Stated exercise: Locate all lines with the word "value". Copy them.

(Rows from a figure dataset)
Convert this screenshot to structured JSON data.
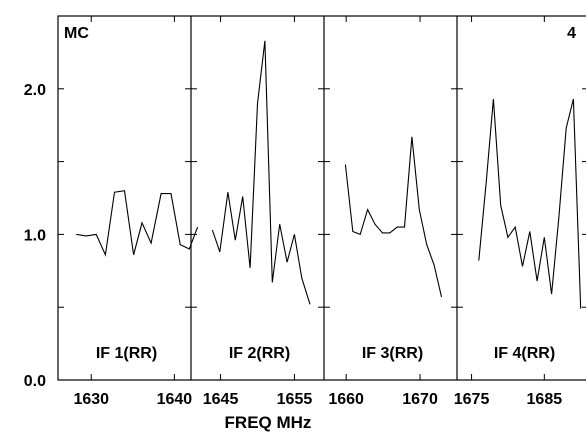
{
  "chart_data": {
    "type": "line",
    "corner_left": "MC",
    "corner_right": "4",
    "xlabel": "FREQ MHz",
    "ylabel": "",
    "ylim": [
      0,
      2.5
    ],
    "y_ticks": [
      {
        "value": 0.0,
        "label": "0.0"
      },
      {
        "value": 1.0,
        "label": "1.0"
      },
      {
        "value": 2.0,
        "label": "2.0"
      }
    ],
    "y_minor_ticks": [
      0.5,
      1.5
    ],
    "panels": [
      {
        "label": "IF 1(RR)",
        "xlim": [
          1626,
          1642
        ],
        "x_ticks": [
          1630,
          1640
        ],
        "x_tick_labels": [
          "1630",
          "1640"
        ],
        "series": {
          "x": [
            1628.2,
            1629.4,
            1630.6,
            1631.7,
            1632.8,
            1634.0,
            1635.1,
            1636.1,
            1637.2,
            1638.4,
            1639.6,
            1640.7,
            1641.8,
            1642.8
          ],
          "y": [
            1.0,
            0.99,
            1.0,
            0.86,
            1.29,
            1.3,
            0.86,
            1.08,
            0.94,
            1.28,
            1.28,
            0.93,
            0.9,
            1.05
          ]
        }
      },
      {
        "label": "IF 2(RR)",
        "xlim": [
          1641,
          1659
        ],
        "x_ticks": [
          1645,
          1655
        ],
        "x_tick_labels": [
          "1645",
          "1655"
        ],
        "series": {
          "x": [
            1643.9,
            1644.9,
            1646.0,
            1647.0,
            1648.0,
            1649.0,
            1650.0,
            1651.0,
            1652.0,
            1653.0,
            1654.0,
            1655.0,
            1656.0,
            1657.1
          ],
          "y": [
            1.03,
            0.88,
            1.29,
            0.96,
            1.26,
            0.77,
            1.9,
            2.33,
            0.67,
            1.07,
            0.81,
            1.0,
            0.7,
            0.52
          ]
        }
      },
      {
        "label": "IF 3(RR)",
        "xlim": [
          1657,
          1675
        ],
        "x_ticks": [
          1660,
          1670
        ],
        "x_tick_labels": [
          "1660",
          "1670"
        ],
        "series": {
          "x": [
            1659.9,
            1660.9,
            1661.9,
            1662.9,
            1663.9,
            1664.9,
            1665.9,
            1666.9,
            1667.9,
            1668.9,
            1669.9,
            1670.9,
            1671.9,
            1672.9
          ],
          "y": [
            1.48,
            1.02,
            1.0,
            1.17,
            1.07,
            1.01,
            1.01,
            1.05,
            1.05,
            1.67,
            1.17,
            0.93,
            0.79,
            0.57
          ]
        }
      },
      {
        "label": "IF 4(RR)",
        "xlim": [
          1673,
          1691
        ],
        "x_ticks": [
          1675,
          1685
        ],
        "x_tick_labels": [
          "1675",
          "1685"
        ],
        "series": {
          "x": [
            1676.0,
            1677.0,
            1678.0,
            1679.0,
            1680.0,
            1681.0,
            1682.0,
            1683.0,
            1684.0,
            1685.0,
            1686.0,
            1687.0,
            1688.0,
            1689.0,
            1690.0
          ],
          "y": [
            0.82,
            1.35,
            1.93,
            1.2,
            0.98,
            1.05,
            0.78,
            1.02,
            0.68,
            0.98,
            0.59,
            1.12,
            1.73,
            1.93,
            0.49
          ]
        }
      }
    ]
  }
}
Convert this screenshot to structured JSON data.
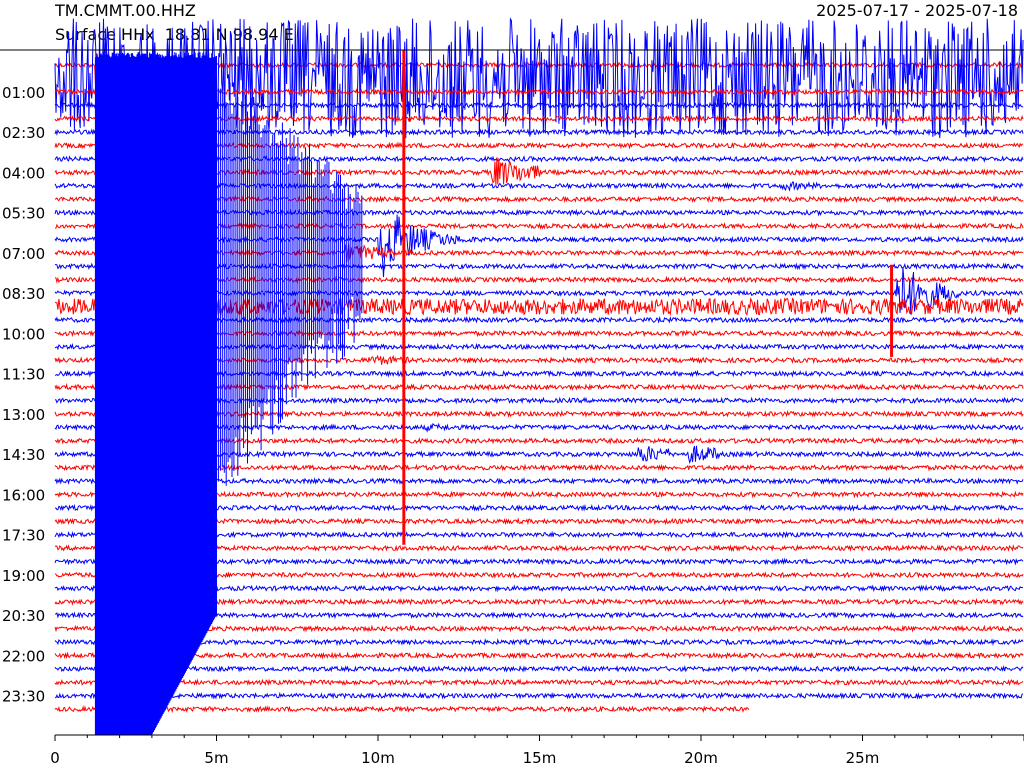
{
  "header": {
    "station": "TM.CMMT.00.HHZ",
    "subtitle": "Surface HHx  18.81 N 98.94 E",
    "date_range": "2025-07-17 - 2025-07-18"
  },
  "chart_data": {
    "type": "line",
    "title": "TM.CMMT.00.HHZ",
    "subtitle": "Surface HHx  18.81 N 98.94 E",
    "date_range": "2025-07-17 - 2025-07-18",
    "xlabel": "",
    "ylabel": "",
    "x_range_minutes": [
      0,
      30
    ],
    "x_ticks": [
      {
        "value": 0,
        "label": "0"
      },
      {
        "value": 5,
        "label": "5m"
      },
      {
        "value": 10,
        "label": "10m"
      },
      {
        "value": 15,
        "label": "15m"
      },
      {
        "value": 20,
        "label": "20m"
      },
      {
        "value": 25,
        "label": "25m"
      }
    ],
    "y_ticks": [
      {
        "hour": 1.0,
        "label": "01:00"
      },
      {
        "hour": 2.5,
        "label": "02:30"
      },
      {
        "hour": 4.0,
        "label": "04:00"
      },
      {
        "hour": 5.5,
        "label": "05:30"
      },
      {
        "hour": 7.0,
        "label": "07:00"
      },
      {
        "hour": 8.5,
        "label": "08:30"
      },
      {
        "hour": 10.0,
        "label": "10:00"
      },
      {
        "hour": 11.5,
        "label": "11:30"
      },
      {
        "hour": 13.0,
        "label": "13:00"
      },
      {
        "hour": 14.5,
        "label": "14:30"
      },
      {
        "hour": 16.0,
        "label": "16:00"
      },
      {
        "hour": 17.5,
        "label": "17:30"
      },
      {
        "hour": 19.0,
        "label": "19:00"
      },
      {
        "hour": 20.5,
        "label": "20:30"
      },
      {
        "hour": 22.0,
        "label": "22:00"
      },
      {
        "hour": 23.5,
        "label": "23:30"
      }
    ],
    "trace_count": 49,
    "trace_interval_minutes": 30,
    "first_trace_hour": 0.0,
    "last_trace_end_minute": 21.5,
    "trace_colors": [
      "#ff0000",
      "#0000ff"
    ],
    "grid": false,
    "events": [
      {
        "trace_hour": 0.0,
        "start_min": 1.25,
        "end_min": 5.0,
        "peak_amp": 40.0,
        "decay": 0.05,
        "color": "#0000ff",
        "note": "large quake onset"
      },
      {
        "trace_hour": 0.5,
        "start_min": 0.0,
        "end_min": 30.0,
        "peak_amp": 60.0,
        "decay": 0.0,
        "color": "#0000ff",
        "note": "saturated coda"
      },
      {
        "trace_hour": 4.0,
        "start_min": 13.5,
        "end_min": 15.0,
        "peak_amp": 18.0,
        "decay": 0.5,
        "color": "#ff0000",
        "note": "local event"
      },
      {
        "trace_hour": 6.5,
        "start_min": 10.0,
        "end_min": 13.0,
        "peak_amp": 45.0,
        "decay": 0.35,
        "color": "#ff0000",
        "note": "large local event"
      },
      {
        "trace_hour": 7.0,
        "start_min": 9.0,
        "end_min": 10.5,
        "peak_amp": 10.0,
        "decay": 0.6,
        "color": "#ff0000"
      },
      {
        "trace_hour": 8.5,
        "start_min": 26.0,
        "end_min": 28.0,
        "peak_amp": 35.0,
        "decay": 0.4,
        "color": "#ff0000",
        "note": "spike with coda"
      },
      {
        "trace_hour": 11.5,
        "start_min": 1.8,
        "end_min": 3.0,
        "peak_amp": 14.0,
        "decay": 0.6,
        "color": "#ff0000"
      },
      {
        "trace_hour": 14.5,
        "start_min": 18.0,
        "end_min": 19.0,
        "peak_amp": 10.0,
        "decay": 0.6,
        "color": "#0000ff"
      },
      {
        "trace_hour": 14.5,
        "start_min": 19.6,
        "end_min": 20.6,
        "peak_amp": 10.0,
        "decay": 0.6,
        "color": "#0000ff"
      },
      {
        "trace_hour": 9.0,
        "start_min": 0.0,
        "end_min": 30.0,
        "peak_amp": 8.0,
        "decay": 0.0,
        "color": "#0000ff",
        "note": "coda"
      },
      {
        "trace_hour": 4.5,
        "start_min": 22.5,
        "end_min": 23.8,
        "peak_amp": 5.0,
        "decay": 0.6,
        "color": "#0000ff"
      },
      {
        "trace_hour": 11.0,
        "start_min": 9.7,
        "end_min": 11.0,
        "peak_amp": 6.0,
        "decay": 0.6,
        "color": "#0000ff"
      },
      {
        "trace_hour": 13.5,
        "start_min": 11.5,
        "end_min": 12.3,
        "peak_amp": 4.0,
        "decay": 0.6,
        "color": "#0000ff"
      }
    ],
    "spike_lines": [
      {
        "minute": 10.8,
        "from_hour": 0.0,
        "to_hour": 17.5,
        "color": "#ff0000"
      },
      {
        "minute": 25.9,
        "from_hour": 8.0,
        "to_hour": 10.5,
        "color": "#ff0000"
      }
    ]
  }
}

Exercise output:
        "value": 0.0,
        "value": 1.0,
        "value": 2.0,
        "value": 0,
        "value": 5,
        "value": 10,
        "value": 15,
        "value": 20,
        "value": 25,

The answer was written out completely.